Copy each line in the data that includes the word "与此同时".

**EXERCISE MATERIAL:**
------------
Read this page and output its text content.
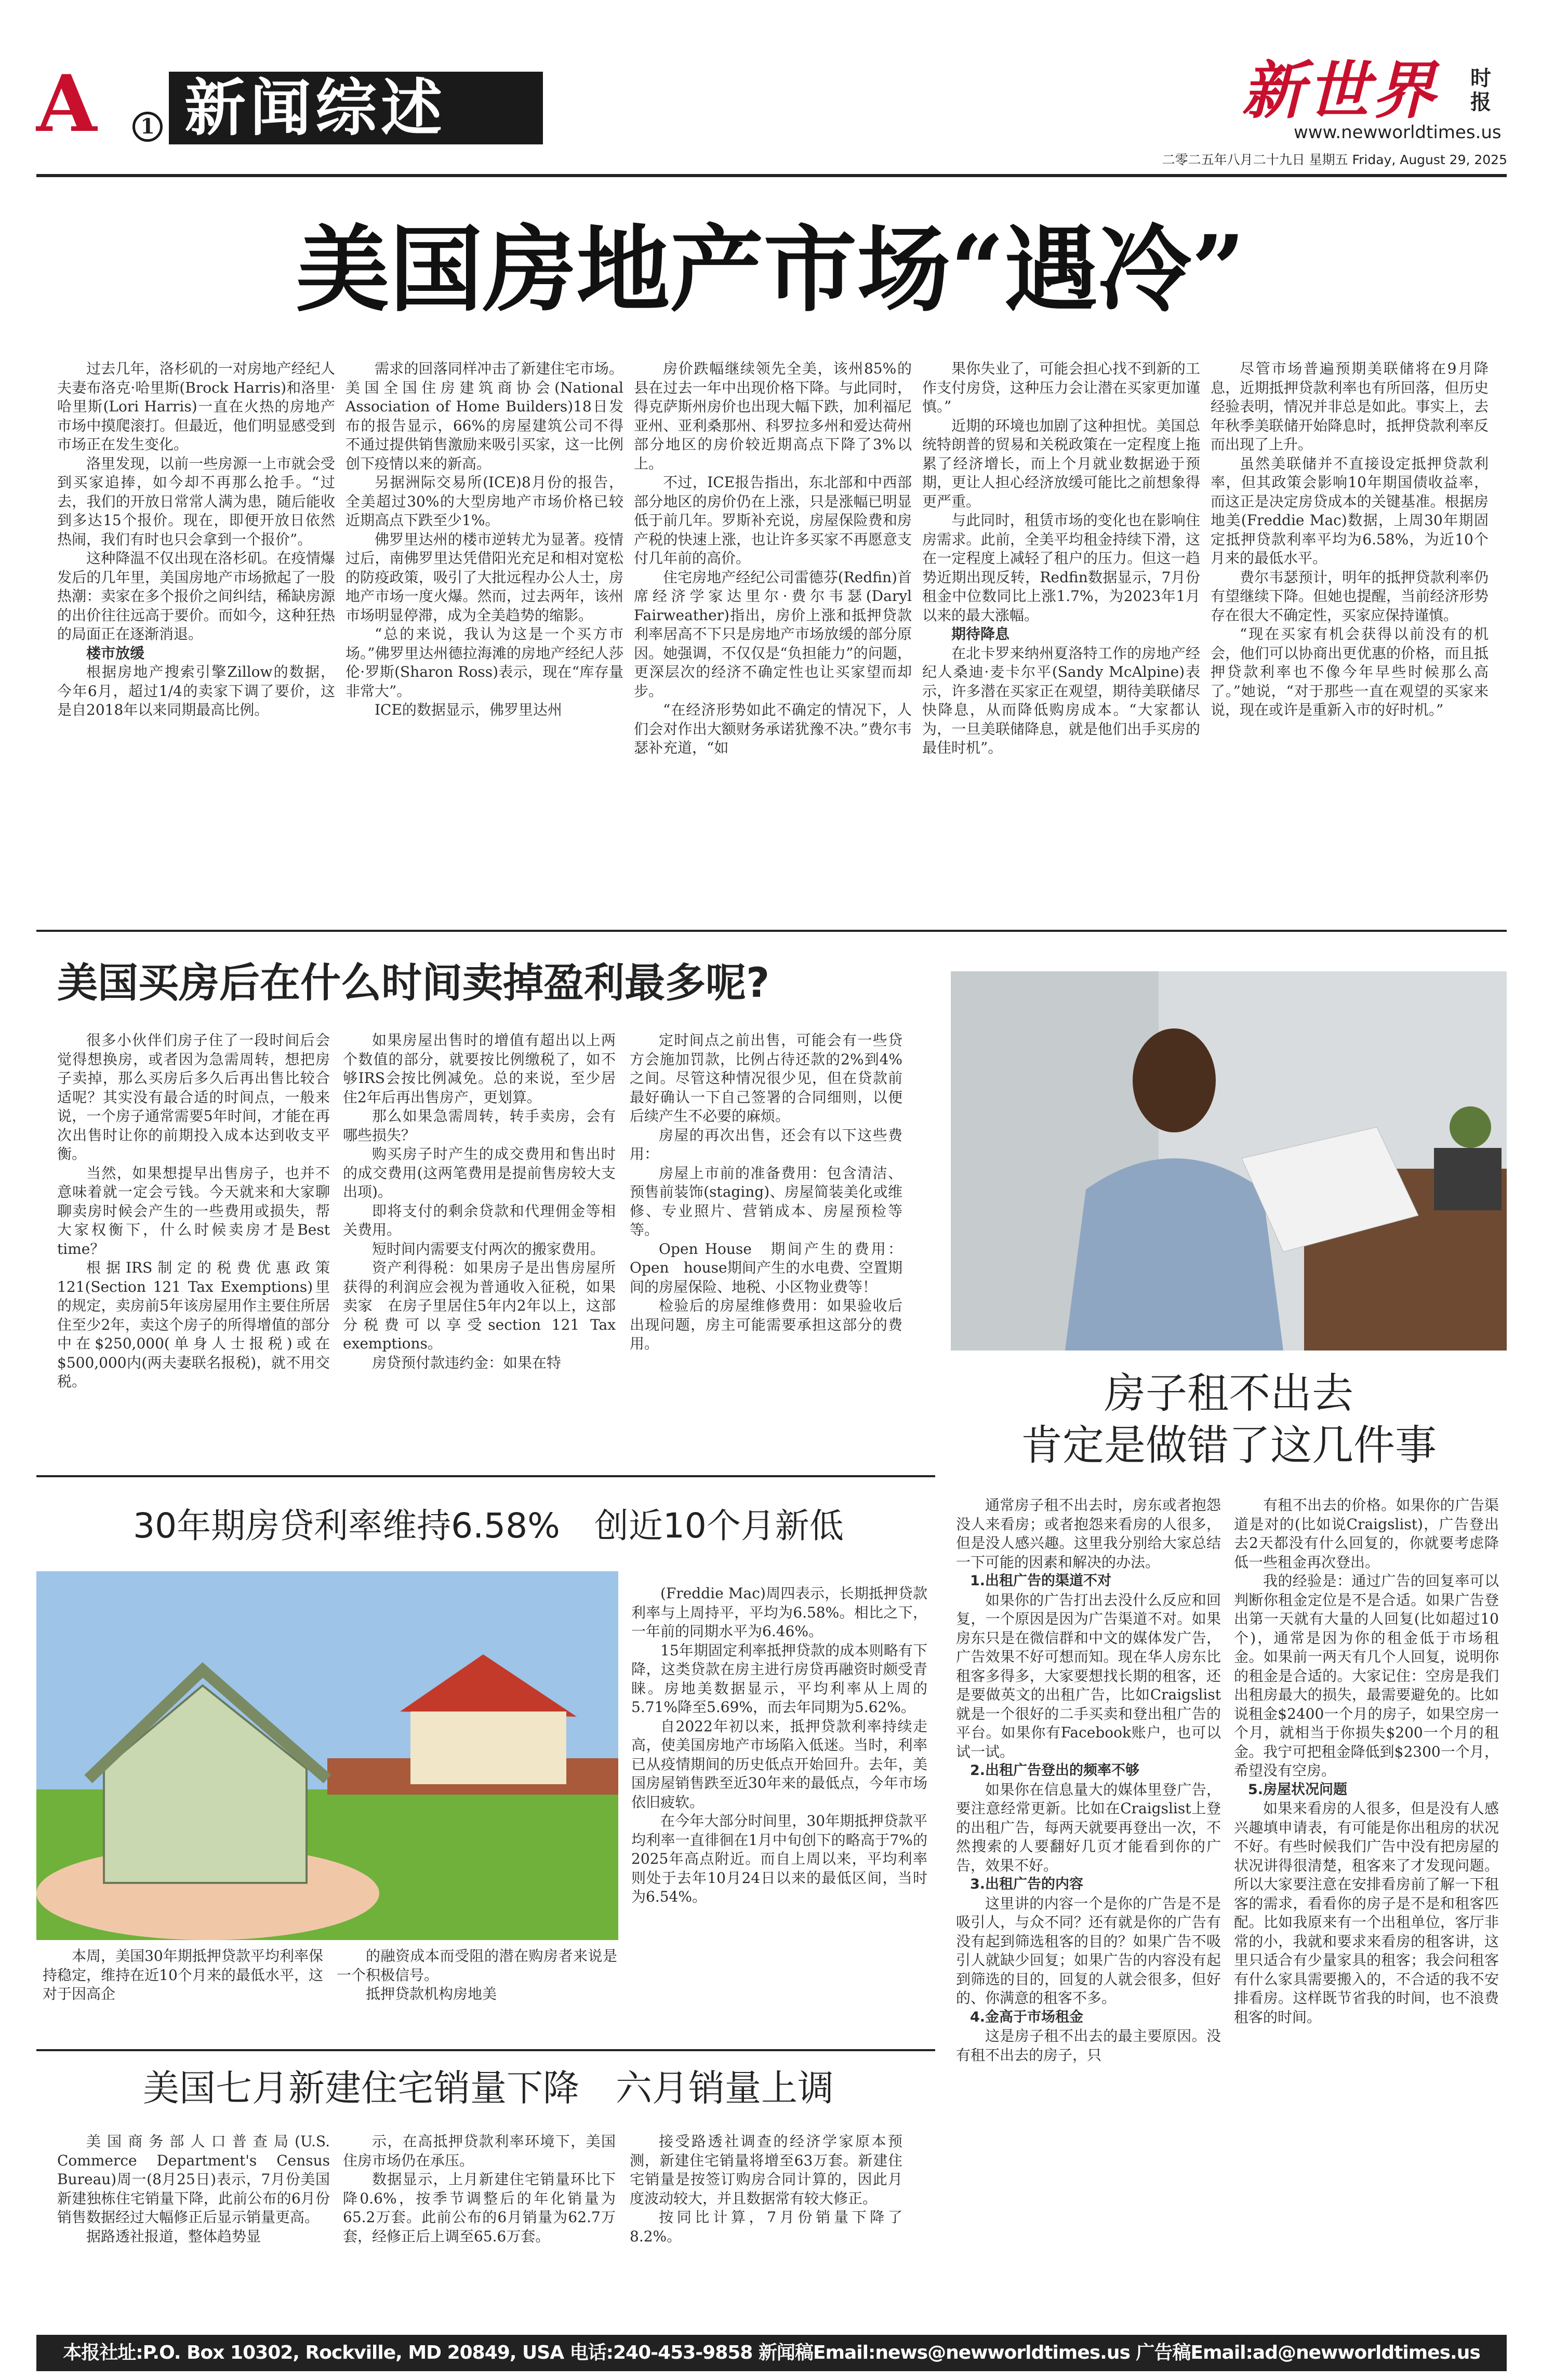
A	1 新闻综述	新世界 时报
www.newworldtimes.us
二零二五年八月二十九日 星期五 Friday, August 29, 2025
美国房地产市场“遇冷”

过去几年，洛杉矶的一对房地产经纪人夫妻布洛克·哈里斯(Brock Harris)和洛里·哈里斯(Lori Harris)一直在火热的房地产市场中摸爬滚打。但最近，他们明显感受到市场正在发生变化。

洛里发现，以前一些房源一上市就会受到买家追捧，如今却不再那么抢手。“过去，我们的开放日常常人满为患，随后能收到多达15个报价。现在，即便开放日依然热闹，我们有时也只会拿到一个报价”。

这种降温不仅出现在洛杉矶。在疫情爆发后的几年里，美国房地产市场掀起了一股热潮：卖家在多个报价之间纠结，稀缺房源的出价往往远高于要价。而如今，这种狂热的局面正在逐渐消退。

楼市放缓

根据房地产搜索引擎Zillow的数据，今年6月，超过1/4的卖家下调了要价，这是自2018年以来同期最高比例。

需求的回落同样冲击了新建住宅市场。美国全国住房建筑商协会(National Association of Home Builders)18日发布的报告显示，66%的房屋建筑公司不得不通过提供销售激励来吸引买家，这一比例创下疫情以来的新高。

另据洲际交易所(ICE)8月份的报告，全美超过30%的大型房地产市场价格已较近期高点下跌至少1%。

佛罗里达州的楼市逆转尤为显著。疫情过后，南佛罗里达凭借阳光充足和相对宽松的防疫政策，吸引了大批远程办公人士，房地产市场一度火爆。然而，过去两年，该州市场明显停滞，成为全美趋势的缩影。

“总的来说，我认为这是一个买方市场。”佛罗里达州德拉海滩的房地产经纪人莎伦·罗斯(Sharon Ross)表示，现在“库存量非常大”。

ICE的数据显示，佛罗里达州

房价跌幅继续领先全美，该州85%的县在过去一年中出现价格下降。与此同时，得克萨斯州房价也出现大幅下跌，加利福尼亚州、亚利桑那州、科罗拉多州和爱达荷州部分地区的房价较近期高点下降了3%以上。

不过，ICE报告指出，东北部和中西部部分地区的房价仍在上涨，只是涨幅已明显低于前几年。罗斯补充说，房屋保险费和房产税的快速上涨，也让许多买家不再愿意支付几年前的高价。

住宅房地产经纪公司雷德芬(Redfin)首席经济学家达里尔·费尔韦瑟(Daryl Fairweather)指出，房价上涨和抵押贷款利率居高不下只是房地产市场放缓的部分原因。她强调，不仅仅是“负担能力”的问题，更深层次的经济不确定性也让买家望而却步。

“在经济形势如此不确定的情况下，人们会对作出大额财务承诺犹豫不决。”费尔韦瑟补充道，“如

果你失业了，可能会担心找不到新的工作支付房贷，这种压力会让潜在买家更加谨慎。”

近期的环境也加剧了这种担忧。美国总统特朗普的贸易和关税政策在一定程度上拖累了经济增长，而上个月就业数据逊于预期，更让人担心经济放缓可能比之前想象得更严重。

与此同时，租赁市场的变化也在影响住房需求。此前，全美平均租金持续下滑，这在一定程度上减轻了租户的压力。但这一趋势近期出现反转，Redfin数据显示，7月份租金中位数同比上涨1.7%，为2023年1月以来的最大涨幅。

期待降息

在北卡罗来纳州夏洛特工作的房地产经纪人桑迪·麦卡尔平(Sandy McAlpine)表示，许多潜在买家正在观望，期待美联储尽快降息，从而降低购房成本。“大家都认为，一旦美联储降息，就是他们出手买房的最佳时机”。

尽管市场普遍预期美联储将在9月降息，近期抵押贷款利率也有所回落，但历史经验表明，情况并非总是如此。事实上，去年秋季美联储开始降息时，抵押贷款利率反而出现了上升。

虽然美联储并不直接设定抵押贷款利率，但其政策会影响10年期国债收益率，而这正是决定房贷成本的关键基准。根据房地美(Freddie Mac)数据，上周30年期固定抵押贷款利率平均为6.58%，为近10个月来的最低水平。

费尔韦瑟预计，明年的抵押贷款利率仍有望继续下降。但她也提醒，当前经济形势存在很大不确定性，买家应保持谨慎。

“现在买家有机会获得以前没有的机会，他们可以协商出更优惠的价格，而且抵押贷款利率也不像今年早些时候那么高了。”她说，“对于那些一直在观望的买家来说，现在或许是重新入市的好时机。”

美国买房后在什么时间卖掉盈利最多呢?

很多小伙伴们房子住了一段时间后会觉得想换房，或者因为急需周转，想把房子卖掉，那么买房后多久后再出售比较合适呢？其实没有最合适的时间点，一般来说，一个房子通常需要5年时间，才能在再次出售时让你的前期投入成本达到收支平衡。

当然，如果想提早出售房子，也并不意味着就一定会亏钱。今天就来和大家聊聊卖房时候会产生的一些费用或损失，帮大家权衡下，什么时候卖房才是Best time？

根据IRS制定的税费优惠政策121(Section 121 Tax Exemptions)里的规定，卖房前5年该房屋用作主要住所居住至少2年，卖这个房子的所得增值的部分中在$250,000(单身人士报税)或在$500,000内(两夫妻联名报税)，就不用交税。

如果房屋出售时的增值有超出以上两个数值的部分，就要按比例缴税了，如不够IRS会按比例减免。总的来说，至少居住2年后再出售房产，更划算。

那么如果急需周转，转手卖房，会有哪些损失？

购买房子时产生的成交费用和售出时的成交费用(这两笔费用是提前售房较大支出项)。

即将支付的剩余贷款和代理佣金等相关费用。

短时间内需要支付两次的搬家费用。

资产利得税：如果房子是出售房屋所获得的利润应会视为普通收入征税，如果卖家　在房子里居住5年内2年以上，这部分税费可以享受section 121 Tax exemptions。

房贷预付款违约金：如果在特

定时间点之前出售，可能会有一些贷方会施加罚款，比例占待还款的2%到4%之间。尽管这种情况很少见，但在贷款前最好确认一下自己签署的合同细则，以便后续产生不必要的麻烦。

房屋的再次出售，还会有以下这些费用：

房屋上市前的准备费用：包含清洁、预售前装饰(staging)、房屋简装美化或维修、专业照片、营销成本、房屋预检等等。

Open House　期间产生的费用：Open　house期间产生的水电费、空置期间的房屋保险、地税、小区物业费等！

检验后的房屋维修费用：如果验收后出现问题，房主可能需要承担这部分的费用。

房子租不出去
肯定是做错了这几件事

通常房子租不出去时，房东或者抱怨没人来看房；或者抱怨来看房的人很多，但是没人感兴趣。这里我分别给大家总结一下可能的因素和解决的办法。

1.出租广告的渠道不对

如果你的广告打出去没什么反应和回复，一个原因是因为广告渠道不对。如果房东只是在微信群和中文的媒体发广告，广告效果不好可想而知。现在华人房东比租客多得多，大家要想找长期的租客，还是要做英文的出租广告，比如Craigslist就是一个很好的二手买卖和登出租广告的平台。如果你有Facebook账户，也可以试一试。

2.出租广告登出的频率不够

如果你在信息量大的媒体里登广告，要注意经常更新。比如在Craigslist上登的出租广告，每两天就要再登出一次，不然搜索的人要翻好几页才能看到你的广告，效果不好。

3.出租广告的内容

这里讲的内容一个是你的广告是不是吸引人，与众不同？还有就是你的广告有没有起到筛选租客的目的？如果广告不吸引人就缺少回复；如果广告的内容没有起到筛选的目的，回复的人就会很多，但好的、你满意的租客不多。

4.金高于市场租金

这是房子租不出去的最主要原因。没有租不出去的房子，只

有租不出去的价格。如果你的广告渠道是对的(比如说Craigslist)，广告登出去2天都没有什么回复的，你就要考虑降低一些租金再次登出。

我的经验是：通过广告的回复率可以判断你租金定位是不是合适。如果广告登出第一天就有大量的人回复(比如超过10个)，通常是因为你的租金低于市场租金。如果前一两天有几个人回复，说明你的租金是合适的。大家记住：空房是我们出租房最大的损失，最需要避免的。比如说租金$2400一个月的房子，如果空房一个月，就相当于你损失$200一个月的租金。我宁可把租金降低到$2300一个月，希望没有空房。

5.房屋状况问题

如果来看房的人很多，但是没有人感兴趣填申请表，有可能是你出租房的状况不好。有些时候我们广告中没有把房屋的状况讲得很清楚，租客来了才发现问题。所以大家要注意在安排看房前了解一下租客的需求，看看你的房子是不是和租客匹配。比如我原来有一个出租单位，客厅非常的小，我就和要求来看房的租客讲，这里只适合有少量家具的租客；我会问租客有什么家具需要搬入的，不合适的我不安排看房。这样既节省我的时间，也不浪费租客的时间。

30年期房贷利率维持6.58%　创近10个月新低

本周，美国30年期抵押贷款平均利率保持稳定，维持在近10个月来的最低水平，这对于因高企

的融资成本而受阻的潜在购房者来说是一个积极信号。

抵押贷款机构房地美

(Freddie Mac)周四表示，长期抵押贷款利率与上周持平，平均为6.58%。相比之下，一年前的同期水平为6.46%。

15年期固定利率抵押贷款的成本则略有下降，这类贷款在房主进行房贷再融资时颇受青睐。房地美数据显示，平均利率从上周的5.71%降至5.69%，而去年同期为5.62%。

自2022年初以来，抵押贷款利率持续走高，使美国房地产市场陷入低迷。当时，利率已从疫情期间的历史低点开始回升。去年，美国房屋销售跌至近30年来的最低点，今年市场依旧疲软。

在今年大部分时间里，30年期抵押贷款平均利率一直徘徊在1月中旬创下的略高于7%的2025年高点附近。而自上周以来，平均利率则处于去年10月24日以来的最低区间，当时为6.54%。

美国七月新建住宅销量下降　六月销量上调

美国商务部人口普查局(U.S. Commerce Department's Census Bureau)周一(8月25日)表示，7月份美国新建独栋住宅销量下降，此前公布的6月份销售数据经过大幅修正后显示销量更高。

据路透社报道，整体趋势显

示，在高抵押贷款利率环境下，美国住房市场仍在承压。

数据显示，上月新建住宅销量环比下降0.6%，按季节调整后的年化销量为65.2万套。此前公布的6月销量为62.7万套，经修正后上调至65.6万套。

接受路透社调查的经济学家原本预测，新建住宅销量将增至63万套。新建住宅销量是按签订购房合同计算的，因此月度波动较大，并且数据常有较大修正。

按同比计算，7月份销量下降了8.2%。

本报社址:P.O. Box 10302, Rockville, MD 20849, USA 电话:240-453-9858 新闻稿Email:news@newworldtimes.us 广告稿Email:ad@newworldtimes.us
------------
**FULL ANSWER:**
房价跌幅继续领先全美，该州85%的县在过去一年中出现价格下降。与此同时，得克萨斯州房价也出现大幅下跌，加利福尼亚州、亚利桑那州、科罗拉多州和爱达荷州部分地区的房价较近期高点下降了3%以上。
与此同时，租赁市场的变化也在影响住房需求。此前，全美平均租金持续下滑，这在一定程度上减轻了租户的压力。但这一趋势近期出现反转，Redfin数据显示，7月份租金中位数同比上涨1.7%，为2023年1月以来的最大涨幅。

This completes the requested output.